The Australian Communications Consumer Action Network is calling for urgent reforms as complaints to the Telecommunications Industry Ombudsman have risen by 28.7 percent in the six months to December 2017, compared to the same period the previous year.

The Australian telecoms consumer body said the TIO’s latest statistics reinforced the need for urgent industry action to put customers first.

“Continuing high numbers of complaints shine a spotlight on weak consumer protections that have existed in telecommunications for some time. This is upheld by the fact [that] complaint number increases are across the board in mobile, fixed line phones and broadband services,” said ACCAN CEO Teresa Corbin.

“Arguments about whether complaints are the responsibility of the wholesale provider (NBN) or retail service providers do not help consumers resolve these problems quickly. ACCAN strongly supports the new raft of ACMA rules that are badly needed – particularly the new complaint handling standard and complaints reporting rules,” she added.

“These will ensure more transparency about the number of complaints to retailers, not just those that are escalated to the Ombudsman,” Corbin said, “we urge the industry to positively embrace these initiatives. The new reporting regime and greater regulatory oversight of complaints handling has the potential to build more trust in the telco industry as a whole.”

While ACCAN emphasised its support for the new measures, it did say that further changes were needed.

“In addition to the new retail measures the government is currently working on, we’ve been calling for reform at a wholesale level, that guarantees timeframes for connections, fault repairs and appointment keeping by NBN, as well as reliability performance measures,” said Corbin. “Retailers can’t deliver good customer service without end to end network guarantees. The right rules have to apply at all levels of the delivery chain.”

ACCAN welcomed Minister Fifield’s announcement of the Terms of Reference for a Consumer Safeguards Review but urged the government to act post-haste.

“Telecommunications is an essential service; we can’t survive without our phone and internet services and we need to make sure the right consumer protection is in place across all levels of the industry to reflect our dependency on them,” said Corbin.

+---+

In the telecom complaints article, switch "weak" to "inadequate" in the passage starting at "The Australian telecoms" and ending at "CEO Teresa Corbin.", and write that passage out again.

+---+

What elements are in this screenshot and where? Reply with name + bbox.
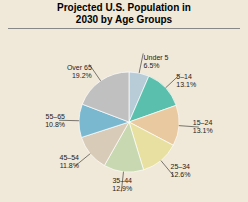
- svg-text:Under 56.5%: Under 56.5%: [144, 54, 169, 69]
- html-text:Projected U.S. Population in: Projected U.S. Population in: [57, 2, 191, 13]
- svg-text:Over 6519.2%: Over 6519.2%: [67, 64, 92, 79]
- svg-text:45–5411.8%: 45–5411.8%: [60, 154, 80, 169]
- svg-text:15–2413.1%: 15–2413.1%: [193, 119, 213, 134]
- svg-text:55–6510.8%: 55–6510.8%: [45, 113, 65, 128]
- svg-text:25–3412.6%: 25–3412.6%: [171, 163, 191, 178]
- svg-text:35–4412.9%: 35–4412.9%: [112, 177, 132, 192]
- html-text:2030 by Age Groups: 2030 by Age Groups: [75, 14, 173, 25]
- svg-text:5–1413.1%: 5–1413.1%: [176, 73, 196, 88]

+---+

- FULL OUTPUT:
The Australian telecoms consumer body said the TIO’s latest statistics reinforced the need for urgent industry action to put customers first.

“Continuing high numbers of complaints shine a spotlight on inadequate consumer protections that have existed in telecommunications for some time. This is upheld by the fact [that] complaint number increases are across the board in mobile, fixed line phones and broadband services,” said ACCAN CEO Teresa Corbin.